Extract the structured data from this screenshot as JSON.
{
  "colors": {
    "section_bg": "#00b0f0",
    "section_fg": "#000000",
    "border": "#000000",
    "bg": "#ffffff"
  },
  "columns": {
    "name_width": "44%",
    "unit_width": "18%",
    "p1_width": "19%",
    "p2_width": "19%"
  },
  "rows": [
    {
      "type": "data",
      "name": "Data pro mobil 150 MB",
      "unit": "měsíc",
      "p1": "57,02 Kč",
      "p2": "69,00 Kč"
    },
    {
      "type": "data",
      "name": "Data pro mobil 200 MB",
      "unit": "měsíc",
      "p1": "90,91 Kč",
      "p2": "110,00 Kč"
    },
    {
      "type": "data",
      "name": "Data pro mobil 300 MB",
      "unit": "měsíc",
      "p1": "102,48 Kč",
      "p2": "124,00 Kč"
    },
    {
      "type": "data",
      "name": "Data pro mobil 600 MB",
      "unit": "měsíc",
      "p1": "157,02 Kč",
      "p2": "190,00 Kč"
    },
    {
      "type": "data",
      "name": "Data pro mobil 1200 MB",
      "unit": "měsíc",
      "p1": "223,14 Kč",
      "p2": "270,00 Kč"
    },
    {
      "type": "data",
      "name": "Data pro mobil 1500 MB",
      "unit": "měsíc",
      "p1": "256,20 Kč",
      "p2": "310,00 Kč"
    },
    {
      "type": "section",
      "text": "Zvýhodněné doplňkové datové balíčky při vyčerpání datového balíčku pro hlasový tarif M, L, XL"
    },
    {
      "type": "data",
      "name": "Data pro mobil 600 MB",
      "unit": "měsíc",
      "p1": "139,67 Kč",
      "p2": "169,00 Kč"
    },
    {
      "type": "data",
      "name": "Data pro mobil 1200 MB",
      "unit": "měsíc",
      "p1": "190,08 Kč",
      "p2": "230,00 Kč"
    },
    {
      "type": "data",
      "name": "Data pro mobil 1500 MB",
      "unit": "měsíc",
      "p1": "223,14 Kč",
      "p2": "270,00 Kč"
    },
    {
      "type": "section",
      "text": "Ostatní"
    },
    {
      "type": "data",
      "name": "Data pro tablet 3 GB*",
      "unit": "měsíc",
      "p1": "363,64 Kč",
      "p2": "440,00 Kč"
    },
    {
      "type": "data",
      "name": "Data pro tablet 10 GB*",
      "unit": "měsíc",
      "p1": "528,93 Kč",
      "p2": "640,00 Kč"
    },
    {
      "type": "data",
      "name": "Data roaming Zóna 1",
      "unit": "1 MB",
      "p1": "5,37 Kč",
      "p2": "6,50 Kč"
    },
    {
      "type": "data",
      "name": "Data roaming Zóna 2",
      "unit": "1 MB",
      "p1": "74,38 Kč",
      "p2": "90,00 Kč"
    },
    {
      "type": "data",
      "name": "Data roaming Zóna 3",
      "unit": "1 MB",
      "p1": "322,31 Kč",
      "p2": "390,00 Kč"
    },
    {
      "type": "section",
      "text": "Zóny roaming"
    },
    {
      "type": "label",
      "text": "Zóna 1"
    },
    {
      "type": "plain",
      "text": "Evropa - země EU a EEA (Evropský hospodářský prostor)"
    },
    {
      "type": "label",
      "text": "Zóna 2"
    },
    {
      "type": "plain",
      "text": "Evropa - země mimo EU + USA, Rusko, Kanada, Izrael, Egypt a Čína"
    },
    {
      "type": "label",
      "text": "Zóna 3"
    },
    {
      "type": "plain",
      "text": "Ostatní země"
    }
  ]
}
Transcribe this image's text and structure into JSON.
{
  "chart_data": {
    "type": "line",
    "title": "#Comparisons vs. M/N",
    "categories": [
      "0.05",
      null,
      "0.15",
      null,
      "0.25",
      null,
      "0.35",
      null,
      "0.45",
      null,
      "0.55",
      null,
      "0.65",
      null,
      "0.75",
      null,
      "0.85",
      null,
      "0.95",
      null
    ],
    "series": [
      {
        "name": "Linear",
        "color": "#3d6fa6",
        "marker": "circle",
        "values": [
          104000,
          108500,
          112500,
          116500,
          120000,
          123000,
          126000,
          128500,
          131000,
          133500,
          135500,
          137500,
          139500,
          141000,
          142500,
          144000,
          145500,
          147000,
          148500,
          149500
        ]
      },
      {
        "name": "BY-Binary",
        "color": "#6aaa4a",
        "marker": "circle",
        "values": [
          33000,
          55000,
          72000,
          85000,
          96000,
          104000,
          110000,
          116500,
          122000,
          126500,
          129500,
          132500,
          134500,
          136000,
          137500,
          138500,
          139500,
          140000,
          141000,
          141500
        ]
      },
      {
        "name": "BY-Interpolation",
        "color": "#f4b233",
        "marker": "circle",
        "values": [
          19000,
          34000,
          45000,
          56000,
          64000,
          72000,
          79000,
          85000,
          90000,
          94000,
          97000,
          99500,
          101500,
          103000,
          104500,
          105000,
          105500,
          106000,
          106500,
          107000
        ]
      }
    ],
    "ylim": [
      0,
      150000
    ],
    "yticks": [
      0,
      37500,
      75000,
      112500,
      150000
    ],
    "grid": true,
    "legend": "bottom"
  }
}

★ ★ ★ ★ ★ ★ ★

▸ WHAT YOU WILL DO
From the material above, copy each line that includes the word "tablet".

▸ ANSWER TO THE PROBLEM
      "name": "Data pro tablet 3 GB*",
      "name": "Data pro tablet 10 GB*",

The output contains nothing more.